━━ Data lines
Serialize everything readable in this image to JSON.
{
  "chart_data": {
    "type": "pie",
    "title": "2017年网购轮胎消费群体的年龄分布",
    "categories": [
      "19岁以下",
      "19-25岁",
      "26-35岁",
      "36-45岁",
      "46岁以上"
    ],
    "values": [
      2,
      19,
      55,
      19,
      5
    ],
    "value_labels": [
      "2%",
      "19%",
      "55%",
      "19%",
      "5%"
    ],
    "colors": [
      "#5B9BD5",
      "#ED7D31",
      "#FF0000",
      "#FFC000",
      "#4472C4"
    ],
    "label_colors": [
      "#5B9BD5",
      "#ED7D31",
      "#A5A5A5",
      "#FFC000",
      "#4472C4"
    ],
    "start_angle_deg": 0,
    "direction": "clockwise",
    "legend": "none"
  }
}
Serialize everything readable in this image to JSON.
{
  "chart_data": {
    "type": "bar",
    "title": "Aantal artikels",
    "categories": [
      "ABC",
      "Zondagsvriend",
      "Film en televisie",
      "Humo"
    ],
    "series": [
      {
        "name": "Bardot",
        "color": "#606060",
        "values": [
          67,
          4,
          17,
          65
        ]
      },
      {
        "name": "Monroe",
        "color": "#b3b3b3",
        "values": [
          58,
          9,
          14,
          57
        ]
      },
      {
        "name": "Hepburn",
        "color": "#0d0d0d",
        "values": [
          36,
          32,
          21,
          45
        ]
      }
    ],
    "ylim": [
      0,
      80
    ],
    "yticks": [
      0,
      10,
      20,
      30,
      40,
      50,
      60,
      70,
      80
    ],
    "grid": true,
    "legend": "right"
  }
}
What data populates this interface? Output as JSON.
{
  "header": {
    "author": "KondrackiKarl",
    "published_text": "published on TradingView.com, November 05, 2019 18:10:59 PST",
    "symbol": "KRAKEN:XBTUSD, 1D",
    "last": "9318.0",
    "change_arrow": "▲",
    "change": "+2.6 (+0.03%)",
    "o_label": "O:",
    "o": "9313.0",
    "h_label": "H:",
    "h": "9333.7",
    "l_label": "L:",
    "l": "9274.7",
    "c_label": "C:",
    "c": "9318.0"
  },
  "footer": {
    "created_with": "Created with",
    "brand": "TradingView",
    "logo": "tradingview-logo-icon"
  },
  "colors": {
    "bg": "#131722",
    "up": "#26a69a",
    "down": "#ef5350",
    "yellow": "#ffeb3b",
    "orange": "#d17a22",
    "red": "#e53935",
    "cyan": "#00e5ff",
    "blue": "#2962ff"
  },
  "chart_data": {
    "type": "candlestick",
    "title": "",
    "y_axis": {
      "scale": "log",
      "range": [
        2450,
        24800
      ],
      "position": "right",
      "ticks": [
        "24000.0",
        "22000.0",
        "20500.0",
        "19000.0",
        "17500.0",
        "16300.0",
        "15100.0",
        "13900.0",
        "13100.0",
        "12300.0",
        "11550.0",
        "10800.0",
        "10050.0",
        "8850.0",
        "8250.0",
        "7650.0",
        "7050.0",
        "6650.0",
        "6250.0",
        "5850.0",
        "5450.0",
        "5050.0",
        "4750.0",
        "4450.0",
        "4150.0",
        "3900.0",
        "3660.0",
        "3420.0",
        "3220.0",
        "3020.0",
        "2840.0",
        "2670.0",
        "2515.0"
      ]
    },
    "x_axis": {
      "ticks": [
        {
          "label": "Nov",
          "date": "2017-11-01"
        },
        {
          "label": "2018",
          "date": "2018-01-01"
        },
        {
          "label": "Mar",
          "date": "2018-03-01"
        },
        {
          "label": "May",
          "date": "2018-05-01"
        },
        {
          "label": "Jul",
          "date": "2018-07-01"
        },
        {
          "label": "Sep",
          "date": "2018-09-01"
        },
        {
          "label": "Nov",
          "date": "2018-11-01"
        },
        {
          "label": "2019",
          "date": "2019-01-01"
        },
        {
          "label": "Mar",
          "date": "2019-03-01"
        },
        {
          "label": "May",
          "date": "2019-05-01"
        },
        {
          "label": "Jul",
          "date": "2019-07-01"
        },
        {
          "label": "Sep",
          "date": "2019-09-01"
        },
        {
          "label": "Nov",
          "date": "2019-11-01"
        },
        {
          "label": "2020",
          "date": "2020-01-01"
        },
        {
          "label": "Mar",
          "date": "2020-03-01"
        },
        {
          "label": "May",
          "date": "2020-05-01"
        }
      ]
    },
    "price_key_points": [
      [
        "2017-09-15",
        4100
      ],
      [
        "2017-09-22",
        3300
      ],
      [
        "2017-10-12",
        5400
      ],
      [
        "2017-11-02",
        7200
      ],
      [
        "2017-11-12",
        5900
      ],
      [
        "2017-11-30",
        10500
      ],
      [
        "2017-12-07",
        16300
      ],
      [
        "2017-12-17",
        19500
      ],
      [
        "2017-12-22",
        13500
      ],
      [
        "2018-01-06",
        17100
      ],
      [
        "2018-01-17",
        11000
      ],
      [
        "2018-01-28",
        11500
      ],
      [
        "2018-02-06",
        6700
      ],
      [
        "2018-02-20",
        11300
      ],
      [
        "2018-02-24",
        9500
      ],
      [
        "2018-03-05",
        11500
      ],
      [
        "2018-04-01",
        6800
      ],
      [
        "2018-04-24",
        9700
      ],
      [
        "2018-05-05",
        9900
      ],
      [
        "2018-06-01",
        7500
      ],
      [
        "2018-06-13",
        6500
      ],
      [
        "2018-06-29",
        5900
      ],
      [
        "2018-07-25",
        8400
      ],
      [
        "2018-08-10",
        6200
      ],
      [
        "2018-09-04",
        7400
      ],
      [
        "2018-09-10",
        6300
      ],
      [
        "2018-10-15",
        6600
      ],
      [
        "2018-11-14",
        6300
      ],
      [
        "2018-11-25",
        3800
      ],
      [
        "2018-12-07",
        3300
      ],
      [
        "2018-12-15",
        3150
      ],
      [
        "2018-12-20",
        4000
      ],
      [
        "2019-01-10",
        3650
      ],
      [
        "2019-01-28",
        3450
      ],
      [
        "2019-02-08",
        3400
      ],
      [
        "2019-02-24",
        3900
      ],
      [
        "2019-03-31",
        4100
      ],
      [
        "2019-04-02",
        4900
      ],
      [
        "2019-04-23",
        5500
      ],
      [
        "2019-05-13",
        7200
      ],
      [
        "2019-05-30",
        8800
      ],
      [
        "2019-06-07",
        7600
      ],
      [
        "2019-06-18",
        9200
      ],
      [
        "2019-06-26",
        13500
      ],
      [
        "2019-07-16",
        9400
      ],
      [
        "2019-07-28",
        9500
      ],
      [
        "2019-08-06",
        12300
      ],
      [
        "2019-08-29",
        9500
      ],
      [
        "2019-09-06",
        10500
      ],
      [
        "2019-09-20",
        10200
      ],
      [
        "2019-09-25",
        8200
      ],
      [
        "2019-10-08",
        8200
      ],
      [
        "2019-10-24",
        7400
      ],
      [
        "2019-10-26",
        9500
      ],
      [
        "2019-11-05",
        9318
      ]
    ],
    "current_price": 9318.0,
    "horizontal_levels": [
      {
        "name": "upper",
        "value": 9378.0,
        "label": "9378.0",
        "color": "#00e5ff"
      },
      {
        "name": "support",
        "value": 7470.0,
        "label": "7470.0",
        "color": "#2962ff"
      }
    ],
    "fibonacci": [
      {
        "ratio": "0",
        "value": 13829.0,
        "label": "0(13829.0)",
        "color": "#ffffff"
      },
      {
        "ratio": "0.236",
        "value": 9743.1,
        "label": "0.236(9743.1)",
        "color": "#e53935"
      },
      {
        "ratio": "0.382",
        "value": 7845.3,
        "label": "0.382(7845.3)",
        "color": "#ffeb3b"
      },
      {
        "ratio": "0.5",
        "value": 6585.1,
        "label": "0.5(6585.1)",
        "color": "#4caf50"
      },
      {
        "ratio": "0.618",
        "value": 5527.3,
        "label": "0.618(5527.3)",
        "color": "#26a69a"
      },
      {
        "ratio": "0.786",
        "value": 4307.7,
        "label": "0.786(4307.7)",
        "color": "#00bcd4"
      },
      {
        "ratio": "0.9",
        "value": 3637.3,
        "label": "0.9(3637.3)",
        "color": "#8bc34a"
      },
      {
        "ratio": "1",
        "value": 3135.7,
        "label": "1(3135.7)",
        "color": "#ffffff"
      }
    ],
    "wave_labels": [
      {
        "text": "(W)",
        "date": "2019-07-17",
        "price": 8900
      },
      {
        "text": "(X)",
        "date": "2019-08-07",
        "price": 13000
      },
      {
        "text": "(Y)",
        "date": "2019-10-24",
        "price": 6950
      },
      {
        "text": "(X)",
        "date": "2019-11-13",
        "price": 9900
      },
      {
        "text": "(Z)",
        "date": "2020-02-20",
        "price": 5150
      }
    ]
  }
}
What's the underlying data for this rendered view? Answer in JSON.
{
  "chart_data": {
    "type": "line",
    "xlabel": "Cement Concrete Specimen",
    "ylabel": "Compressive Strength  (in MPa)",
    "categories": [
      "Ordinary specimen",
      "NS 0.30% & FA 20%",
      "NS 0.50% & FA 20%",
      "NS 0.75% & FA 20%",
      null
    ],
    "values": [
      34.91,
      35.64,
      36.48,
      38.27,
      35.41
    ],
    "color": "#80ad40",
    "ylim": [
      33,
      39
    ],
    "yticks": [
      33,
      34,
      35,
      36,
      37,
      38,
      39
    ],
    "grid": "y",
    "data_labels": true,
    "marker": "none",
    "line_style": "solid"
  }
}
━━━━
Track down every line with the word "JSON" and copy it.

Serialize everything readable in this image to JSON.
Serialize everything readable in this image to JSON.
What data populates this interface? Output as JSON.
What's the underlying data for this rendered view? Answer in JSON.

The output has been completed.